## [What the exercise asks]
Reproduce the material word for word; the images stay out.

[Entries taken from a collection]

◆ ◆ ◆ ◆ ◆

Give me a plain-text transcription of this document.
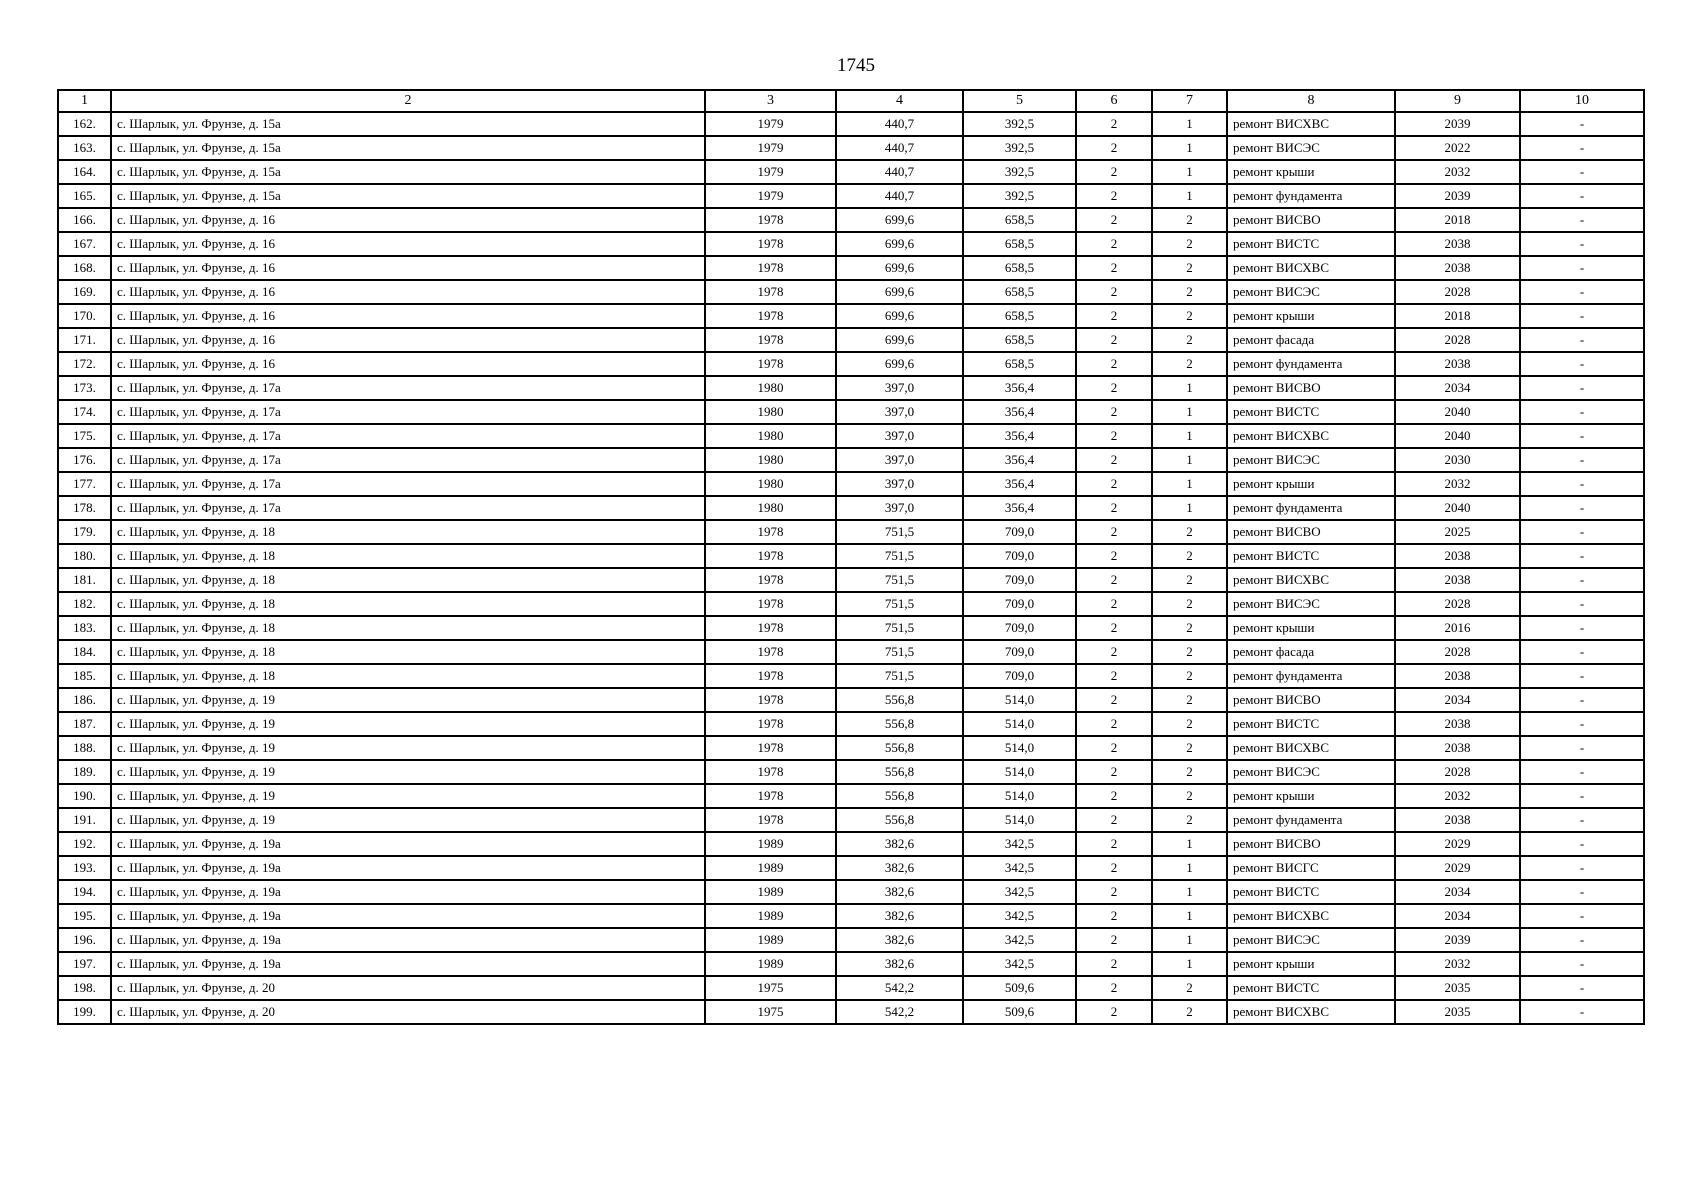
1745
1	2	3	4	5	6	7	8	9	10
162.	с. Шарлык, ул. Фрунзе, д. 15а	1979	440,7	392,5	2	1	ремонт ВИСХВС	2039	-
163.	с. Шарлык, ул. Фрунзе, д. 15а	1979	440,7	392,5	2	1	ремонт ВИСЭС	2022	-
164.	с. Шарлык, ул. Фрунзе, д. 15а	1979	440,7	392,5	2	1	ремонт крыши	2032	-
165.	с. Шарлык, ул. Фрунзе, д. 15а	1979	440,7	392,5	2	1	ремонт фундамента	2039	-
166.	с. Шарлык, ул. Фрунзе, д. 16	1978	699,6	658,5	2	2	ремонт ВИСВО	2018	-
167.	с. Шарлык, ул. Фрунзе, д. 16	1978	699,6	658,5	2	2	ремонт ВИСТС	2038	-
168.	с. Шарлык, ул. Фрунзе, д. 16	1978	699,6	658,5	2	2	ремонт ВИСХВС	2038	-
169.	с. Шарлык, ул. Фрунзе, д. 16	1978	699,6	658,5	2	2	ремонт ВИСЭС	2028	-
170.	с. Шарлык, ул. Фрунзе, д. 16	1978	699,6	658,5	2	2	ремонт крыши	2018	-
171.	с. Шарлык, ул. Фрунзе, д. 16	1978	699,6	658,5	2	2	ремонт фасада	2028	-
172.	с. Шарлык, ул. Фрунзе, д. 16	1978	699,6	658,5	2	2	ремонт фундамента	2038	-
173.	с. Шарлык, ул. Фрунзе, д. 17а	1980	397,0	356,4	2	1	ремонт ВИСВО	2034	-
174.	с. Шарлык, ул. Фрунзе, д. 17а	1980	397,0	356,4	2	1	ремонт ВИСТС	2040	-
175.	с. Шарлык, ул. Фрунзе, д. 17а	1980	397,0	356,4	2	1	ремонт ВИСХВС	2040	-
176.	с. Шарлык, ул. Фрунзе, д. 17а	1980	397,0	356,4	2	1	ремонт ВИСЭС	2030	-
177.	с. Шарлык, ул. Фрунзе, д. 17а	1980	397,0	356,4	2	1	ремонт крыши	2032	-
178.	с. Шарлык, ул. Фрунзе, д. 17а	1980	397,0	356,4	2	1	ремонт фундамента	2040	-
179.	с. Шарлык, ул. Фрунзе, д. 18	1978	751,5	709,0	2	2	ремонт ВИСВО	2025	-
180.	с. Шарлык, ул. Фрунзе, д. 18	1978	751,5	709,0	2	2	ремонт ВИСТС	2038	-
181.	с. Шарлык, ул. Фрунзе, д. 18	1978	751,5	709,0	2	2	ремонт ВИСХВС	2038	-
182.	с. Шарлык, ул. Фрунзе, д. 18	1978	751,5	709,0	2	2	ремонт ВИСЭС	2028	-
183.	с. Шарлык, ул. Фрунзе, д. 18	1978	751,5	709,0	2	2	ремонт крыши	2016	-
184.	с. Шарлык, ул. Фрунзе, д. 18	1978	751,5	709,0	2	2	ремонт фасада	2028	-
185.	с. Шарлык, ул. Фрунзе, д. 18	1978	751,5	709,0	2	2	ремонт фундамента	2038	-
186.	с. Шарлык, ул. Фрунзе, д. 19	1978	556,8	514,0	2	2	ремонт ВИСВО	2034	-
187.	с. Шарлык, ул. Фрунзе, д. 19	1978	556,8	514,0	2	2	ремонт ВИСТС	2038	-
188.	с. Шарлык, ул. Фрунзе, д. 19	1978	556,8	514,0	2	2	ремонт ВИСХВС	2038	-
189.	с. Шарлык, ул. Фрунзе, д. 19	1978	556,8	514,0	2	2	ремонт ВИСЭС	2028	-
190.	с. Шарлык, ул. Фрунзе, д. 19	1978	556,8	514,0	2	2	ремонт крыши	2032	-
191.	с. Шарлык, ул. Фрунзе, д. 19	1978	556,8	514,0	2	2	ремонт фундамента	2038	-
192.	с. Шарлык, ул. Фрунзе, д. 19а	1989	382,6	342,5	2	1	ремонт ВИСВО	2029	-
193.	с. Шарлык, ул. Фрунзе, д. 19а	1989	382,6	342,5	2	1	ремонт ВИСГС	2029	-
194.	с. Шарлык, ул. Фрунзе, д. 19а	1989	382,6	342,5	2	1	ремонт ВИСТС	2034	-
195.	с. Шарлык, ул. Фрунзе, д. 19а	1989	382,6	342,5	2	1	ремонт ВИСХВС	2034	-
196.	с. Шарлык, ул. Фрунзе, д. 19а	1989	382,6	342,5	2	1	ремонт ВИСЭС	2039	-
197.	с. Шарлык, ул. Фрунзе, д. 19а	1989	382,6	342,5	2	1	ремонт крыши	2032	-
198.	с. Шарлык, ул. Фрунзе, д. 20	1975	542,2	509,6	2	2	ремонт ВИСТС	2035	-
199.	с. Шарлык, ул. Фрунзе, д. 20	1975	542,2	509,6	2	2	ремонт ВИСХВС	2035	-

◆ ◆ ◆ ◆ ◆

## [Output]
Give me a plain-text transcription of this document.
1745
1	2	3	4	5	6	7	8	9	10
162.	с. Шарлык, ул. Фрунзе, д. 15а	1979	440,7	392,5	2	1	ремонт ВИСХВС	2039	-
163.	с. Шарлык, ул. Фрунзе, д. 15а	1979	440,7	392,5	2	1	ремонт ВИСЭС	2022	-
164.	с. Шарлык, ул. Фрунзе, д. 15а	1979	440,7	392,5	2	1	ремонт крыши	2032	-
165.	с. Шарлык, ул. Фрунзе, д. 15а	1979	440,7	392,5	2	1	ремонт фундамента	2039	-
166.	с. Шарлык, ул. Фрунзе, д. 16	1978	699,6	658,5	2	2	ремонт ВИСВО	2018	-
167.	с. Шарлык, ул. Фрунзе, д. 16	1978	699,6	658,5	2	2	ремонт ВИСТС	2038	-
168.	с. Шарлык, ул. Фрунзе, д. 16	1978	699,6	658,5	2	2	ремонт ВИСХВС	2038	-
169.	с. Шарлык, ул. Фрунзе, д. 16	1978	699,6	658,5	2	2	ремонт ВИСЭС	2028	-
170.	с. Шарлык, ул. Фрунзе, д. 16	1978	699,6	658,5	2	2	ремонт крыши	2018	-
171.	с. Шарлык, ул. Фрунзе, д. 16	1978	699,6	658,5	2	2	ремонт фасада	2028	-
172.	с. Шарлык, ул. Фрунзе, д. 16	1978	699,6	658,5	2	2	ремонт фундамента	2038	-
173.	с. Шарлык, ул. Фрунзе, д. 17а	1980	397,0	356,4	2	1	ремонт ВИСВО	2034	-
174.	с. Шарлык, ул. Фрунзе, д. 17а	1980	397,0	356,4	2	1	ремонт ВИСТС	2040	-
175.	с. Шарлык, ул. Фрунзе, д. 17а	1980	397,0	356,4	2	1	ремонт ВИСХВС	2040	-
176.	с. Шарлык, ул. Фрунзе, д. 17а	1980	397,0	356,4	2	1	ремонт ВИСЭС	2030	-
177.	с. Шарлык, ул. Фрунзе, д. 17а	1980	397,0	356,4	2	1	ремонт крыши	2032	-
178.	с. Шарлык, ул. Фрунзе, д. 17а	1980	397,0	356,4	2	1	ремонт фундамента	2040	-
179.	с. Шарлык, ул. Фрунзе, д. 18	1978	751,5	709,0	2	2	ремонт ВИСВО	2025	-
180.	с. Шарлык, ул. Фрунзе, д. 18	1978	751,5	709,0	2	2	ремонт ВИСТС	2038	-
181.	с. Шарлык, ул. Фрунзе, д. 18	1978	751,5	709,0	2	2	ремонт ВИСХВС	2038	-
182.	с. Шарлык, ул. Фрунзе, д. 18	1978	751,5	709,0	2	2	ремонт ВИСЭС	2028	-
183.	с. Шарлык, ул. Фрунзе, д. 18	1978	751,5	709,0	2	2	ремонт крыши	2016	-
184.	с. Шарлык, ул. Фрунзе, д. 18	1978	751,5	709,0	2	2	ремонт фасада	2028	-
185.	с. Шарлык, ул. Фрунзе, д. 18	1978	751,5	709,0	2	2	ремонт фундамента	2038	-
186.	с. Шарлык, ул. Фрунзе, д. 19	1978	556,8	514,0	2	2	ремонт ВИСВО	2034	-
187.	с. Шарлык, ул. Фрунзе, д. 19	1978	556,8	514,0	2	2	ремонт ВИСТС	2038	-
188.	с. Шарлык, ул. Фрунзе, д. 19	1978	556,8	514,0	2	2	ремонт ВИСХВС	2038	-
189.	с. Шарлык, ул. Фрунзе, д. 19	1978	556,8	514,0	2	2	ремонт ВИСЭС	2028	-
190.	с. Шарлык, ул. Фрунзе, д. 19	1978	556,8	514,0	2	2	ремонт крыши	2032	-
191.	с. Шарлык, ул. Фрунзе, д. 19	1978	556,8	514,0	2	2	ремонт фундамента	2038	-
192.	с. Шарлык, ул. Фрунзе, д. 19а	1989	382,6	342,5	2	1	ремонт ВИСВО	2029	-
193.	с. Шарлык, ул. Фрунзе, д. 19а	1989	382,6	342,5	2	1	ремонт ВИСГС	2029	-
194.	с. Шарлык, ул. Фрунзе, д. 19а	1989	382,6	342,5	2	1	ремонт ВИСТС	2034	-
195.	с. Шарлык, ул. Фрунзе, д. 19а	1989	382,6	342,5	2	1	ремонт ВИСХВС	2034	-
196.	с. Шарлык, ул. Фрунзе, д. 19а	1989	382,6	342,5	2	1	ремонт ВИСЭС	2039	-
197.	с. Шарлык, ул. Фрунзе, д. 19а	1989	382,6	342,5	2	1	ремонт крыши	2032	-
198.	с. Шарлык, ул. Фрунзе, д. 20	1975	542,2	509,6	2	2	ремонт ВИСТС	2035	-
199.	с. Шарлык, ул. Фрунзе, д. 20	1975	542,2	509,6	2	2	ремонт ВИСХВС	2035	-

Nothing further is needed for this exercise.